## What you will do:
Could you quote every line of text in the records below word for word, leaving the pictures out of your answer?

## Records shown:
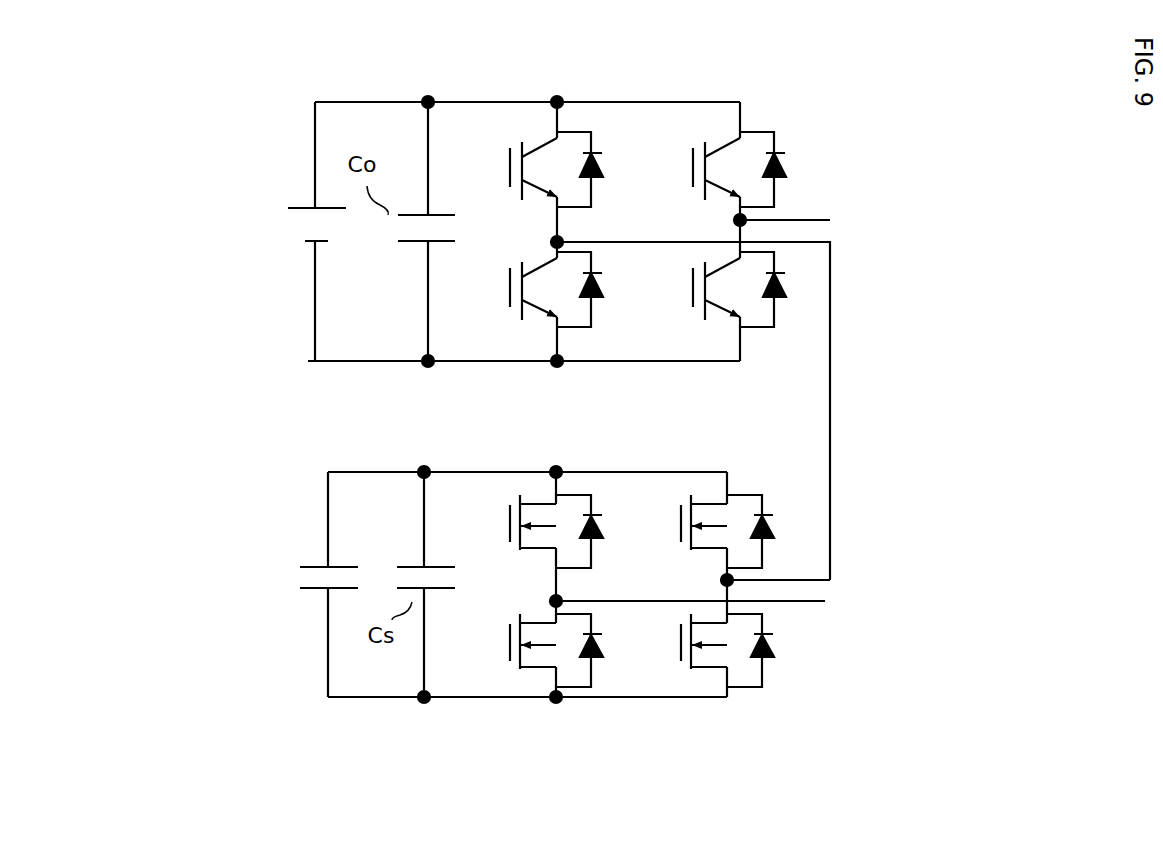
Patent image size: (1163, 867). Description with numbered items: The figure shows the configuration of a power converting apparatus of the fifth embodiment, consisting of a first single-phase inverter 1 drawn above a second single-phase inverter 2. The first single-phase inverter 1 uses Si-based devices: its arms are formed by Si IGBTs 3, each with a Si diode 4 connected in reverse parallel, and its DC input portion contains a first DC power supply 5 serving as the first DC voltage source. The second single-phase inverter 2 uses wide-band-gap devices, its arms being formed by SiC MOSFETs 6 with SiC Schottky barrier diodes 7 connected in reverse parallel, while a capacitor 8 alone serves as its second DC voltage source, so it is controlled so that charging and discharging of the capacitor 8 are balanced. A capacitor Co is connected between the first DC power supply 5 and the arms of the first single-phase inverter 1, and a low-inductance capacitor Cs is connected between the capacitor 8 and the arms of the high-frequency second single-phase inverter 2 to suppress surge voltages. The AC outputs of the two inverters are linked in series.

The first single-phase inverter 1 is at (642, 95).
The second single-phase inverter 2 is at (620, 463).
The Si IGBT 3 is at (702, 330).
The Si diode 4 is at (783, 307).
The first DC power supply 5 is at (300, 225).
The SiC MOSFET 6 is at (528, 678).
The SiC Schottky barrier diode 7 is at (598, 665).
The capacitor 8 is at (293, 582).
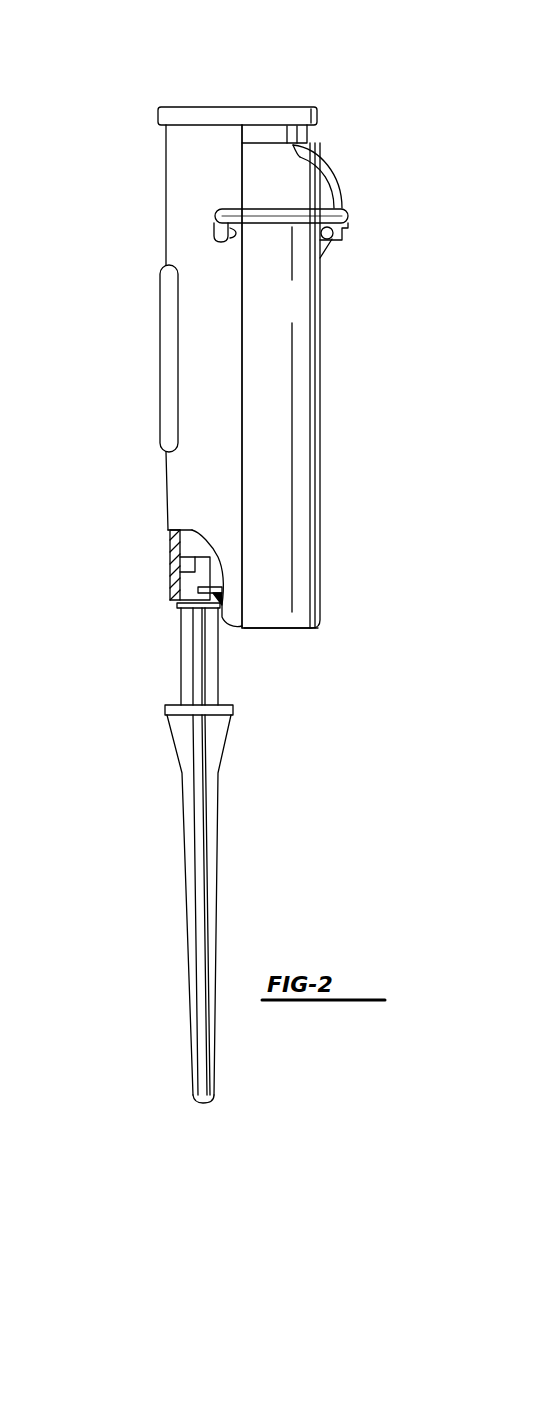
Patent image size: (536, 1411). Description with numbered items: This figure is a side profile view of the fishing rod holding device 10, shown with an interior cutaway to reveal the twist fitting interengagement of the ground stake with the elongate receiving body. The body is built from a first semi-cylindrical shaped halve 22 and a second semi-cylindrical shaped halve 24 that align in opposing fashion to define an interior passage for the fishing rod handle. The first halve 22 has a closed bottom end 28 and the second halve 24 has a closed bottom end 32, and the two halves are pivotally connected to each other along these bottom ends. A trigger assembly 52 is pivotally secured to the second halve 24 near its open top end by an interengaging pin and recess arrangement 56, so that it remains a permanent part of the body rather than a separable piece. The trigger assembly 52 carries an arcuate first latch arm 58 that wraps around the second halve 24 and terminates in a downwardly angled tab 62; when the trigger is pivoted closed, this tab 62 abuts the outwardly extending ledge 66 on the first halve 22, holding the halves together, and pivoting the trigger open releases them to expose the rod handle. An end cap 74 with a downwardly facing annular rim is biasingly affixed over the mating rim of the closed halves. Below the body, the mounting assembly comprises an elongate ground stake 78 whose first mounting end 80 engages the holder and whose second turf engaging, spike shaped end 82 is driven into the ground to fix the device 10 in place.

The holding device 10 is at (138, 397).
The first semi-cylindrical shaped halve 22 is at (160, 178).
The second semi-cylindrical shaped halve 24 is at (322, 375).
The closed bottom end 28 is at (170, 597).
The closed bottom end 32 is at (277, 630).
The trigger assembly 52 is at (338, 178).
The interengaging pin and recess arrangement 56 is at (335, 233).
The first latch arm 58 is at (270, 218).
The downwardly angled tab 62 is at (214, 240).
The first outwardly extending ledge 66 is at (215, 218).
The end cap 74 is at (207, 107).
The elongate ground stake 78 is at (157, 812).
The first mounting end 80 is at (170, 578).
The turf engaging and spike shaped end 82 is at (193, 1103).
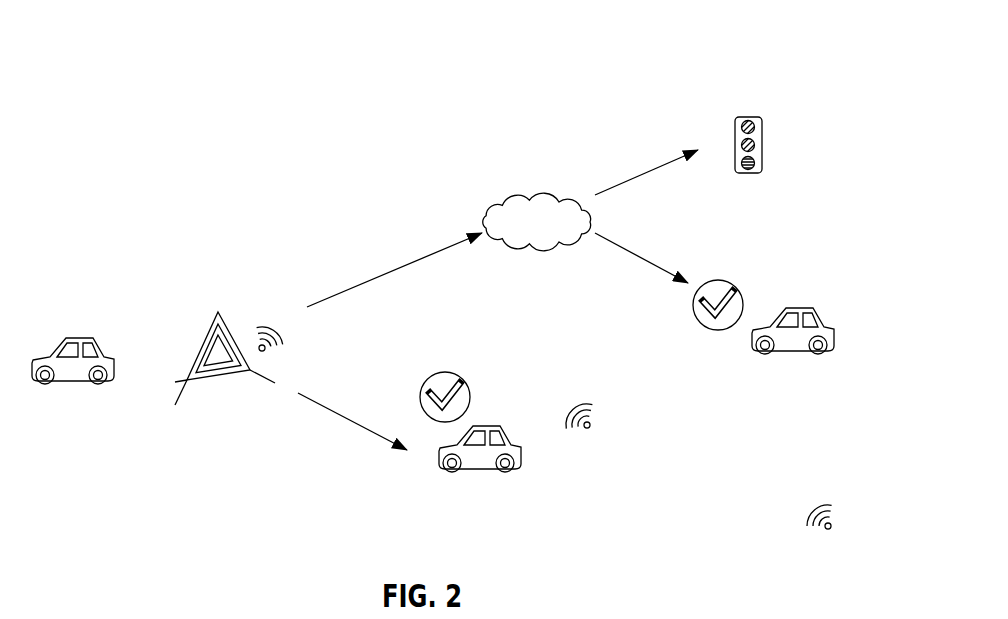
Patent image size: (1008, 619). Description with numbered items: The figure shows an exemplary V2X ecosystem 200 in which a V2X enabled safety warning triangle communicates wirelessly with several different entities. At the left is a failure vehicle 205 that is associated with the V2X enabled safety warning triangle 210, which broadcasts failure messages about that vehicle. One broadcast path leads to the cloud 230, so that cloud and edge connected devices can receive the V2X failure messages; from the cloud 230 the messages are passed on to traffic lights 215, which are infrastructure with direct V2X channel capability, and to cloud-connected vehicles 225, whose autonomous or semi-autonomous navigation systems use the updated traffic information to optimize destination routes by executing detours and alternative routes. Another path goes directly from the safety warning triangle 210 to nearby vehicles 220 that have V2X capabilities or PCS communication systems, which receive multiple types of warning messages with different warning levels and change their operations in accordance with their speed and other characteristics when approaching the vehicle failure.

The V2X ecosystem 200 is at (817, 35).
The failure vehicle 205 is at (80, 338).
The V2X enabled safety warning triangle 210 is at (205, 338).
The traffic lights 215 is at (762, 144).
The vehicles with V2X capabilities 220 is at (490, 427).
The cloud-connected vehicles 225 is at (810, 308).
The cloud 230 is at (537, 200).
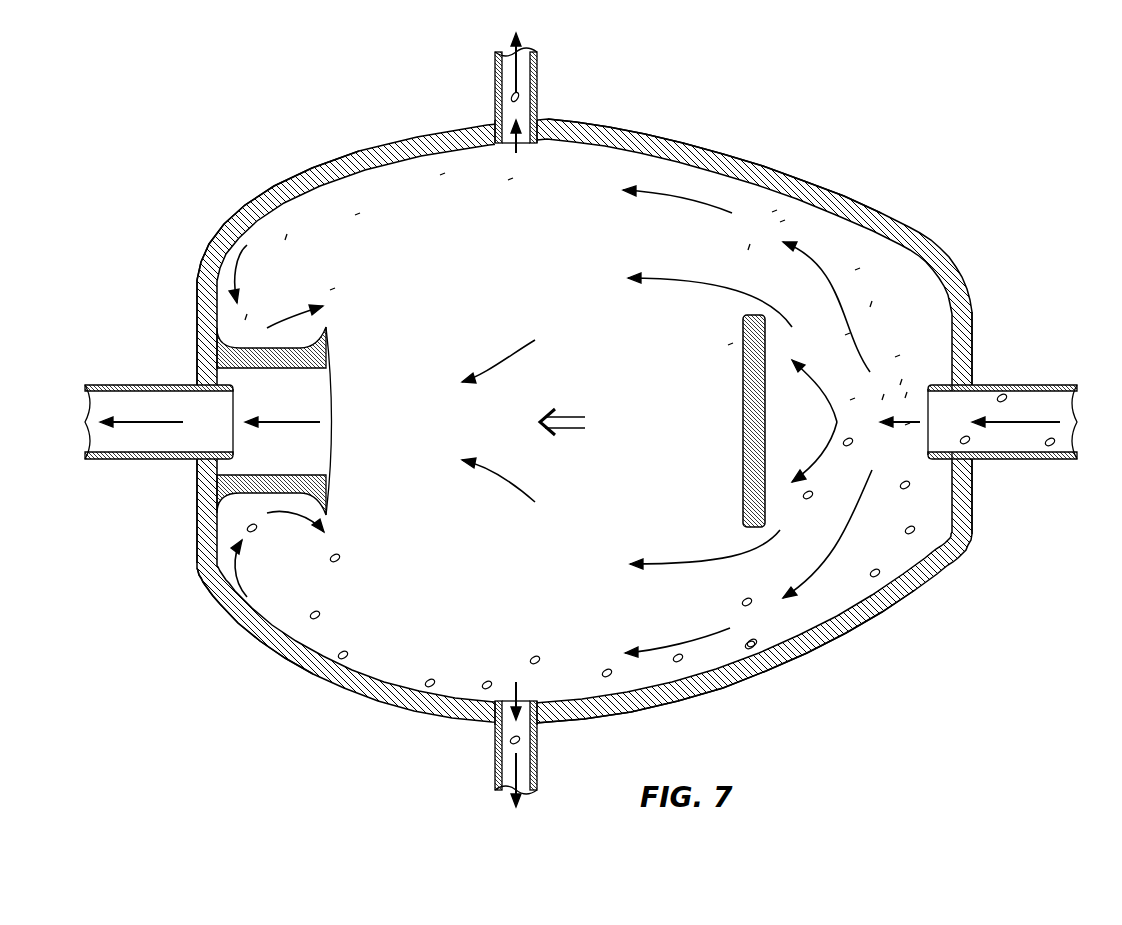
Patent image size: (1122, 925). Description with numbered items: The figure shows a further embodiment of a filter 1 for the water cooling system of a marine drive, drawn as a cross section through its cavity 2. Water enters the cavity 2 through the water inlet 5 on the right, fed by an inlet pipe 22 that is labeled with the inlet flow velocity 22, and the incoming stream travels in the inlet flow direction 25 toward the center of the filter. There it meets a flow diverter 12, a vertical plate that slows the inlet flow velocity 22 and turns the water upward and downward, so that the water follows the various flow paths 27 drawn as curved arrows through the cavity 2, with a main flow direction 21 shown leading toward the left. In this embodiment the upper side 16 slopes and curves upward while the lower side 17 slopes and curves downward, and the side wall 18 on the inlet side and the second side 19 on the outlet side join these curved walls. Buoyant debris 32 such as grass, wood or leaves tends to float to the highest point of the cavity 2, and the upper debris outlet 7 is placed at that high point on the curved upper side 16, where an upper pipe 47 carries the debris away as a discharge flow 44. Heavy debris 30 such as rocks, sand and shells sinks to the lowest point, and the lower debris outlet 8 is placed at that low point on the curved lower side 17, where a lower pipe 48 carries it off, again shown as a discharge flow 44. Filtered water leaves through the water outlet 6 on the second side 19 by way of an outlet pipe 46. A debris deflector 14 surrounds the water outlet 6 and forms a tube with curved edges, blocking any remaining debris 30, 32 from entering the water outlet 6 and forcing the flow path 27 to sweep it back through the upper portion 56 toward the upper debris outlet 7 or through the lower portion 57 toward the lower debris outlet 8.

The filter 1 is at (882, 150).
The cavity 2 is at (560, 280).
The water inlet 5 is at (955, 385).
The water outlet 6 is at (222, 393).
The upper debris outlet 7 is at (537, 120).
The lower debris outlet 8 is at (537, 722).
The flow diverter 12 is at (745, 455).
The debris deflector 14 is at (332, 361).
The upper side 16 is at (708, 147).
The lower side 17 is at (718, 697).
The inlet side wall 18 is at (972, 342).
The second side 19 is at (197, 330).
The main flow direction 21 is at (580, 416).
The inlet flow velocity 22 is at (1025, 413).
The inlet flow direction 25 is at (900, 425).
The flow path 27 is at (508, 367).
The heavy debris 30 is at (875, 570).
The buoyant debris 32 is at (513, 166).
The discharge flow 44 is at (522, 46).
The outlet pipe 46 is at (123, 385).
The upper vapor pipe 47 is at (537, 90).
The lower liquid drain pipe 48 is at (537, 758).
The upper portion 56 is at (262, 168).
The lower portion 57 is at (260, 675).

## Solution to this exercise:
Patent image size: (1163, 867). Description with numbered items: The figure shows the configuration of a power converting apparatus of the fifth embodiment, consisting of a first single-phase inverter 1 drawn above a second single-phase inverter 2. The first single-phase inverter 1 uses Si-based devices: its arms are formed by Si IGBTs 3, each with a Si diode 4 connected in reverse parallel, and its DC input portion contains a first DC power supply 5 serving as the first DC voltage source. The second single-phase inverter 2 uses wide-band-gap devices, its arms being formed by SiC MOSFETs 6 with SiC Schottky barrier diodes 7 connected in reverse parallel, while a capacitor 8 alone serves as its second DC voltage source, so it is controlled so that charging and discharging of the capacitor 8 are balanced. A capacitor Co is connected between the first DC power supply 5 and the arms of the first single-phase inverter 1, and a low-inductance capacitor Cs is connected between the capacitor 8 and the arms of the high-frequency second single-phase inverter 2 to suppress surge voltages. The AC outputs of the two inverters are linked in series.

The first single-phase inverter 1 is at (642, 95).
The second single-phase inverter 2 is at (620, 463).
The Si IGBT 3 is at (702, 330).
The Si diode 4 is at (783, 307).
The first DC power supply 5 is at (300, 225).
The SiC MOSFET 6 is at (528, 678).
The SiC Schottky barrier diode 7 is at (598, 665).
The capacitor 8 is at (293, 582).
Patent image size: (536, 1411). Description with numbered items: This figure is a side profile view of the fishing rod holding device 10, shown with an interior cutaway to reveal the twist fitting interengagement of the ground stake with the elongate receiving body. The body is built from a first semi-cylindrical shaped halve 22 and a second semi-cylindrical shaped halve 24 that align in opposing fashion to define an interior passage for the fishing rod handle. The first halve 22 has a closed bottom end 28 and the second halve 24 has a closed bottom end 32, and the two halves are pivotally connected to each other along these bottom ends. A trigger assembly 52 is pivotally secured to the second halve 24 near its open top end by an interengaging pin and recess arrangement 56, so that it remains a permanent part of the body rather than a separable piece. The trigger assembly 52 carries an arcuate first latch arm 58 that wraps around the second halve 24 and terminates in a downwardly angled tab 62; when the trigger is pivoted closed, this tab 62 abuts the outwardly extending ledge 66 on the first halve 22, holding the halves together, and pivoting the trigger open releases them to expose the rod handle. An end cap 74 with a downwardly facing annular rim is biasingly affixed over the mating rim of the closed halves. Below the body, the mounting assembly comprises an elongate ground stake 78 whose first mounting end 80 engages the holder and whose second turf engaging, spike shaped end 82 is driven into the ground to fix the device 10 in place.

The holding device 10 is at (138, 397).
The first semi-cylindrical shaped halve 22 is at (160, 178).
The second semi-cylindrical shaped halve 24 is at (322, 375).
The closed bottom end 28 is at (170, 597).
The closed bottom end 32 is at (277, 630).
The trigger assembly 52 is at (338, 178).
The interengaging pin and recess arrangement 56 is at (335, 233).
The first latch arm 58 is at (270, 218).
The downwardly angled tab 62 is at (214, 240).
The first outwardly extending ledge 66 is at (215, 218).
The end cap 74 is at (207, 107).
The elongate ground stake 78 is at (157, 812).
The first mounting end 80 is at (170, 578).
The turf engaging and spike shaped end 82 is at (193, 1103).
Patent image size: (1008, 619). Description with numbered items: The figure shows an exemplary V2X ecosystem 200 in which a V2X enabled safety warning triangle communicates wirelessly with several different entities. At the left is a failure vehicle 205 that is associated with the V2X enabled safety warning triangle 210, which broadcasts failure messages about that vehicle. One broadcast path leads to the cloud 230, so that cloud and edge connected devices can receive the V2X failure messages; from the cloud 230 the messages are passed on to traffic lights 215, which are infrastructure with direct V2X channel capability, and to cloud-connected vehicles 225, whose autonomous or semi-autonomous navigation systems use the updated traffic information to optimize destination routes by executing detours and alternative routes. Another path goes directly from the safety warning triangle 210 to nearby vehicles 220 that have V2X capabilities or PCS communication systems, which receive multiple types of warning messages with different warning levels and change their operations in accordance with their speed and other characteristics when approaching the vehicle failure.

The V2X ecosystem 200 is at (817, 35).
The failure vehicle 205 is at (80, 338).
The V2X enabled safety warning triangle 210 is at (205, 338).
The traffic lights 215 is at (762, 144).
The vehicles with V2X capabilities 220 is at (490, 427).
The cloud-connected vehicles 225 is at (810, 308).
The cloud 230 is at (537, 200).
Patent image size: (1122, 925). Description with numbered items: The figure shows a further embodiment of a filter 1 for the water cooling system of a marine drive, drawn as a cross section through its cavity 2. Water enters the cavity 2 through the water inlet 5 on the right, fed by an inlet pipe 22 that is labeled with the inlet flow velocity 22, and the incoming stream travels in the inlet flow direction 25 toward the center of the filter. There it meets a flow diverter 12, a vertical plate that slows the inlet flow velocity 22 and turns the water upward and downward, so that the water follows the various flow paths 27 drawn as curved arrows through the cavity 2, with a main flow direction 21 shown leading toward the left. In this embodiment the upper side 16 slopes and curves upward while the lower side 17 slopes and curves downward, and the side wall 18 on the inlet side and the second side 19 on the outlet side join these curved walls. Buoyant debris 32 such as grass, wood or leaves tends to float to the highest point of the cavity 2, and the upper debris outlet 7 is placed at that high point on the curved upper side 16, where an upper pipe 47 carries the debris away as a discharge flow 44. Heavy debris 30 such as rocks, sand and shells sinks to the lowest point, and the lower debris outlet 8 is placed at that low point on the curved lower side 17, where a lower pipe 48 carries it off, again shown as a discharge flow 44. Filtered water leaves through the water outlet 6 on the second side 19 by way of an outlet pipe 46. A debris deflector 14 surrounds the water outlet 6 and forms a tube with curved edges, blocking any remaining debris 30, 32 from entering the water outlet 6 and forcing the flow path 27 to sweep it back through the upper portion 56 toward the upper debris outlet 7 or through the lower portion 57 toward the lower debris outlet 8.

The filter 1 is at (882, 150).
The cavity 2 is at (560, 280).
The water inlet 5 is at (955, 385).
The water outlet 6 is at (222, 393).
The upper debris outlet 7 is at (537, 120).
The lower debris outlet 8 is at (537, 722).
The flow diverter 12 is at (745, 455).
The debris deflector 14 is at (332, 361).
The upper side 16 is at (708, 147).
The lower side 17 is at (718, 697).
The inlet side wall 18 is at (972, 342).
The second side 19 is at (197, 330).
The main flow direction 21 is at (580, 416).
The inlet flow velocity 22 is at (1025, 413).
The inlet flow direction 25 is at (900, 425).
The flow path 27 is at (508, 367).
The heavy debris 30 is at (875, 570).
The buoyant debris 32 is at (513, 166).
The discharge flow 44 is at (522, 46).
The outlet pipe 46 is at (123, 385).
The upper vapor pipe 47 is at (537, 90).
The lower liquid drain pipe 48 is at (537, 758).
The upper portion 56 is at (262, 168).
The lower portion 57 is at (260, 675).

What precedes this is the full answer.